## Excerpt provided
++++

Background information
- Born: Alexei Saba Mohajerjasbi December 10, 1981 (age 43)
- Origin: Seattle, Washington, United States
- Genres: Hip hop; alternative hip hop;
- Occupations: Producer; DJ;
- Years active: 2002–present
- Labels: Massline Media; Rawkus; Duck Down;
- Member of: Blue Scholars; Common Market; Made In Heights;
- Website: sabzi.co

= Sabzi (musician) =

American hip hop producer and DJ

Alexei Saba Mohajerjasbi (born December 10, 1981), better known by his stage name Sabzi, is an American hip hop producer and DJ from Seattle, Washington, who is currently based in Los Angeles, California. He is a founding member of indie hip hop groups Blue Scholars, Common Market and Made In Heights.

==Early years==
Sabzi's first and current collaboration, Blue Scholars, was formed with George Quibuyen (Geologic), whom he met at the University of Washington where they were students. They both belonged to the student group S.H.O.W. (the Student HipHop Organization of Washington). Blue Scholars soon become a Seattle hip hop staple, and declared itself a group dedicated to forward thinking and youth empowerment.

In 2004, Sabzi began working with solo artist RA Scion on his album Live and Learn. By October 2005, the two had released a self-titled album as the duo Common Market. The group found success, as Scion contributed questions about religion, politics and the state of mainstream hip-hop to Sabzi's beats. While there are overt similarities between Blue Scholars and Common Market, the two groups have distinct differences, and "their styles seem to be diverging more".

++++

## Provided material
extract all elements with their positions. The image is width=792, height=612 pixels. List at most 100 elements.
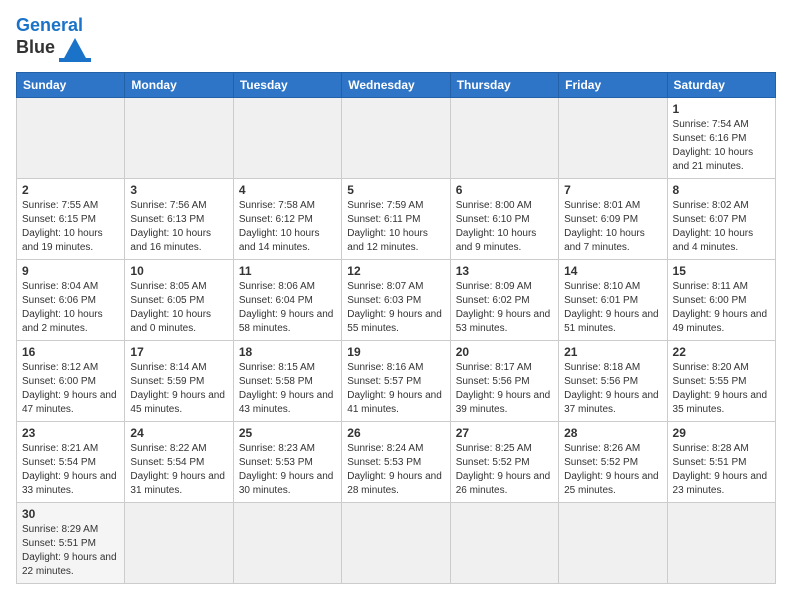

++++

## Instructions for the task
In the Sabzi profile, rewrite the passage from "Alexei Saba Mohajerjasbi (born" to "and youth empowerment.", replacing "University of Washington" with "Washington State University".

## The output
Alexei Saba Mohajerjasbi (born December 10, 1981), better known by his stage name Sabzi, is an American hip hop producer and DJ from Seattle, Washington, who is currently based in Los Angeles, California. He is a founding member of indie hip hop groups Blue Scholars, Common Market and Made In Heights.

==Early years==
Sabzi's first and current collaboration, Blue Scholars, was formed with George Quibuyen (Geologic), whom he met at the Washington State University where they were students. They both belonged to the student group S.H.O.W. (the Student HipHop Organization of Washington). Blue Scholars soon become a Seattle hip hop staple, and declared itself a group dedicated to forward thinking and youth empowerment.